WRITTEN TASK ▸
Wherever the string "Fritidskonsulent" occurs in a line of these records, report that line.

============================================================

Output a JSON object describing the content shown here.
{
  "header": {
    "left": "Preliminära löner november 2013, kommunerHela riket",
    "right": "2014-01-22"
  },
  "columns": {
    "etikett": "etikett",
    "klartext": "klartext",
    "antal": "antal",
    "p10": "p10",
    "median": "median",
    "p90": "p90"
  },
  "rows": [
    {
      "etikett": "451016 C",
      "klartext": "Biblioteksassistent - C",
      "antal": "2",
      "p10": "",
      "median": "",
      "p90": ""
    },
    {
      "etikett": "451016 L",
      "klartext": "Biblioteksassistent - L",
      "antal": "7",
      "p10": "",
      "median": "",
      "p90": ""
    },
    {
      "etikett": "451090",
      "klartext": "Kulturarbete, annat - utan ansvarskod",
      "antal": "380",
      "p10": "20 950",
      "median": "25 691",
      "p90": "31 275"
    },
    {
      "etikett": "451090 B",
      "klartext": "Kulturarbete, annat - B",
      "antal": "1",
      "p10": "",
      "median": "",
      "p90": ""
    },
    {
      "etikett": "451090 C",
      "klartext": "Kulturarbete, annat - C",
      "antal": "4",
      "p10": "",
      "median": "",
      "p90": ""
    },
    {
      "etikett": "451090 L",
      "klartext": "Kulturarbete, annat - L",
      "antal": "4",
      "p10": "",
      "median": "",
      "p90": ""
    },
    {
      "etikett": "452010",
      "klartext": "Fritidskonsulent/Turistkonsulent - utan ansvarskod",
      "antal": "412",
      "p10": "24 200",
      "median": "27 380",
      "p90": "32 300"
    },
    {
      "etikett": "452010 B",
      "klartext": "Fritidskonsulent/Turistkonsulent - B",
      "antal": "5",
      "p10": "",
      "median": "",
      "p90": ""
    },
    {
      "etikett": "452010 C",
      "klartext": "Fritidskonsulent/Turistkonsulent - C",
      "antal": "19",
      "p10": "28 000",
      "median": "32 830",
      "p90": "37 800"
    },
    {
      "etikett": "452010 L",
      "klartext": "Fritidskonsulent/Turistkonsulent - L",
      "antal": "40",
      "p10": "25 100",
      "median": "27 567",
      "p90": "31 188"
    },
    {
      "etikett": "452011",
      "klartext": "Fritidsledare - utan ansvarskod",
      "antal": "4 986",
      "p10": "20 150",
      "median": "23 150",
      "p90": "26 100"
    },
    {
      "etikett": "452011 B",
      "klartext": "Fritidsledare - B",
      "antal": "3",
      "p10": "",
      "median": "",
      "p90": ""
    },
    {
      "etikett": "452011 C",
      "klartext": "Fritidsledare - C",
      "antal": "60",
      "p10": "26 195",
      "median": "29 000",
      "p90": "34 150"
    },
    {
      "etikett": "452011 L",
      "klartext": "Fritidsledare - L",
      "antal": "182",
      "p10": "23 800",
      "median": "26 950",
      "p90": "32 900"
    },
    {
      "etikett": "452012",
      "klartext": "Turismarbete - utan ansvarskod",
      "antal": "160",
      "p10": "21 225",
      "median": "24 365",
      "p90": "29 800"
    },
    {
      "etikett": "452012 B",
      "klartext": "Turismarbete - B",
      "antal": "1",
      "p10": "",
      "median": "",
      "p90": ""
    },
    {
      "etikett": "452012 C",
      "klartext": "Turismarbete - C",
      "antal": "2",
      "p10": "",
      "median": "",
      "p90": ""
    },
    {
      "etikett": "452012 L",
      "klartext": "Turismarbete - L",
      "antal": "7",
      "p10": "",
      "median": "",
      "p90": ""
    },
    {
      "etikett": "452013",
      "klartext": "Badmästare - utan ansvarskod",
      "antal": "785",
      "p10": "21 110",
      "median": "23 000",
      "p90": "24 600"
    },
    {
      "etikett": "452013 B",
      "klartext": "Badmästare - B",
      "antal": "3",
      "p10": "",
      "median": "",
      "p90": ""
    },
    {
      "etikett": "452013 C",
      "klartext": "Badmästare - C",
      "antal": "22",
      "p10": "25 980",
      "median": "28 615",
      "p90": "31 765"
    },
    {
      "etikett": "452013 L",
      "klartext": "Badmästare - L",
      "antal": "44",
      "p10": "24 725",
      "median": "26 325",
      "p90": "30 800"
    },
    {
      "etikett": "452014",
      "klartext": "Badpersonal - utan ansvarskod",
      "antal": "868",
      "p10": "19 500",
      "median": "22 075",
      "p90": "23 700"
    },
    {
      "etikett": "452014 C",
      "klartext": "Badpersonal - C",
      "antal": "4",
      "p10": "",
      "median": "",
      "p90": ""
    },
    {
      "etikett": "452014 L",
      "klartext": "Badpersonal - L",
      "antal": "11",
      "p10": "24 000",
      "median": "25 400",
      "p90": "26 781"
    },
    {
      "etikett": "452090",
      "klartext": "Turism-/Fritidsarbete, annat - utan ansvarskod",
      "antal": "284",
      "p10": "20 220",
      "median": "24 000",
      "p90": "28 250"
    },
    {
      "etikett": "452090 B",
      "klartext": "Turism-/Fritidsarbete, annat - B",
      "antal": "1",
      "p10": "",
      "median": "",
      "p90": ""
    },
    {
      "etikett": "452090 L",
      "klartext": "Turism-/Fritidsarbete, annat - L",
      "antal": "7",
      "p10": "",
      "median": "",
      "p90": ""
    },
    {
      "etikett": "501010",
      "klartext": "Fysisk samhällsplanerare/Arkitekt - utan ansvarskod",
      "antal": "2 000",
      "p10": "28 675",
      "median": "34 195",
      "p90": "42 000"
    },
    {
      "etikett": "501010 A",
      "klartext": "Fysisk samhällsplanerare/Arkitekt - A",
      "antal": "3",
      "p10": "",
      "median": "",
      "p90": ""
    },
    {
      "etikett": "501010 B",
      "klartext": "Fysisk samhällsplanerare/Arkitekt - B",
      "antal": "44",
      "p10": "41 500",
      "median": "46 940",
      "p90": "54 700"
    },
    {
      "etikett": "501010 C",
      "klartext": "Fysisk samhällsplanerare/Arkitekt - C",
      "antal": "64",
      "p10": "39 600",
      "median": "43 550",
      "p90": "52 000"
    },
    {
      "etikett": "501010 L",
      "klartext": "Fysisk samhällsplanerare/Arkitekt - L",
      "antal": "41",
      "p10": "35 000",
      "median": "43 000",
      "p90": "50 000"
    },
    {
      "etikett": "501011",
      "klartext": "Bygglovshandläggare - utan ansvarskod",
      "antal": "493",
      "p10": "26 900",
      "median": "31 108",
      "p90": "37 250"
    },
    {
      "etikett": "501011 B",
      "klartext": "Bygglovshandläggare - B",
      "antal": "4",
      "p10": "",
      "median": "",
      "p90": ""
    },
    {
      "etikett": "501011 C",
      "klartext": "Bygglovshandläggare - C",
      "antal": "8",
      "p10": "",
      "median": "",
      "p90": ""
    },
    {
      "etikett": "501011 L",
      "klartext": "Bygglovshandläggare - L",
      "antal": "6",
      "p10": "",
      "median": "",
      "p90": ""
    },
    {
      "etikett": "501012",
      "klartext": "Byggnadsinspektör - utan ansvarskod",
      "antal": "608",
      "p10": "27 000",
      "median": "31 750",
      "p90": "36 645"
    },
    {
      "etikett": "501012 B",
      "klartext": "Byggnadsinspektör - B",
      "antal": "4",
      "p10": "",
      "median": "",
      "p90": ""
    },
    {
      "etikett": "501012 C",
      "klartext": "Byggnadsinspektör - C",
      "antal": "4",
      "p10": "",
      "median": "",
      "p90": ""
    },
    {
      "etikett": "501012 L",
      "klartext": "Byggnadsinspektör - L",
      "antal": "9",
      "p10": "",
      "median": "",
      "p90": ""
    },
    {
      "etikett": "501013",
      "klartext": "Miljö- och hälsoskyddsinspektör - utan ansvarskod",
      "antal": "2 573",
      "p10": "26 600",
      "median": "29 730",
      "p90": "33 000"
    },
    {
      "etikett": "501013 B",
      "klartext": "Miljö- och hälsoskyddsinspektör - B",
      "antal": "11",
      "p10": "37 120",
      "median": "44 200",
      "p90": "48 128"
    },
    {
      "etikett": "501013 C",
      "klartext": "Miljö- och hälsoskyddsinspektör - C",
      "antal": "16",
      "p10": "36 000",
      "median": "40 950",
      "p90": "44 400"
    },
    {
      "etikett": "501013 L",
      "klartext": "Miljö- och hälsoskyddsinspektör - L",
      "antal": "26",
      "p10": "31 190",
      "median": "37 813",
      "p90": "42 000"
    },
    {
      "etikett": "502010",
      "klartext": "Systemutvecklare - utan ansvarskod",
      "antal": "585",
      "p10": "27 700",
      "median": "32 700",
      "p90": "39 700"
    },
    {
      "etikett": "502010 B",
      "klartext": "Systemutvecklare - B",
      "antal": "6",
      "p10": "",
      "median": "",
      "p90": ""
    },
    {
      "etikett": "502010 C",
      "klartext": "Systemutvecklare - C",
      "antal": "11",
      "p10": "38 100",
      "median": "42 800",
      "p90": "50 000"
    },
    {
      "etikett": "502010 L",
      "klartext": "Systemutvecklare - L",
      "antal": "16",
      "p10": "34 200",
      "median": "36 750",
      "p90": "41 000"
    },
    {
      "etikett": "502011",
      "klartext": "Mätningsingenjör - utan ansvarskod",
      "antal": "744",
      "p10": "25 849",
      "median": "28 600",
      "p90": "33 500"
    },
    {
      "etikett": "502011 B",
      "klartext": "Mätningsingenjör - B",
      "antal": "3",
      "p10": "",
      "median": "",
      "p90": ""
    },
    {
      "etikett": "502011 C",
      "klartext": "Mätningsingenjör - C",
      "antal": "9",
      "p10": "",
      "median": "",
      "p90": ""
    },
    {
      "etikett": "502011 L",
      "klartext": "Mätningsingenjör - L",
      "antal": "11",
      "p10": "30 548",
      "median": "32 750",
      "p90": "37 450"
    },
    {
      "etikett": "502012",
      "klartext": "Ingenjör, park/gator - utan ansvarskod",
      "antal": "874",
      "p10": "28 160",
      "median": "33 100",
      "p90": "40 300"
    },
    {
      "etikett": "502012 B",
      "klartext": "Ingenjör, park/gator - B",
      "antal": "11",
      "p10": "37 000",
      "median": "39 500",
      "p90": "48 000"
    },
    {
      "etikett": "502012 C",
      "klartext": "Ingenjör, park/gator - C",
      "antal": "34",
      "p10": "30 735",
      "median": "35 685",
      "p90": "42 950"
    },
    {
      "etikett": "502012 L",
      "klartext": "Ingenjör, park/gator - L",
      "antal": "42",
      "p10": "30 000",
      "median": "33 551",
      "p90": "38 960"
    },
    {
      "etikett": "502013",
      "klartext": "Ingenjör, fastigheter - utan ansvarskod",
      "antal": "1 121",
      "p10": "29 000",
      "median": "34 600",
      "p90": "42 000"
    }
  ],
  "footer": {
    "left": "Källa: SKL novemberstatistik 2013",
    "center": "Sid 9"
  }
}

============================================================

TASK SOLUTION ▸
      "klartext": "Fritidskonsulent/Turistkonsulent - utan ansvarskod",
      "klartext": "Fritidskonsulent/Turistkonsulent - B",
      "klartext": "Fritidskonsulent/Turistkonsulent - C",
      "klartext": "Fritidskonsulent/Turistkonsulent - L",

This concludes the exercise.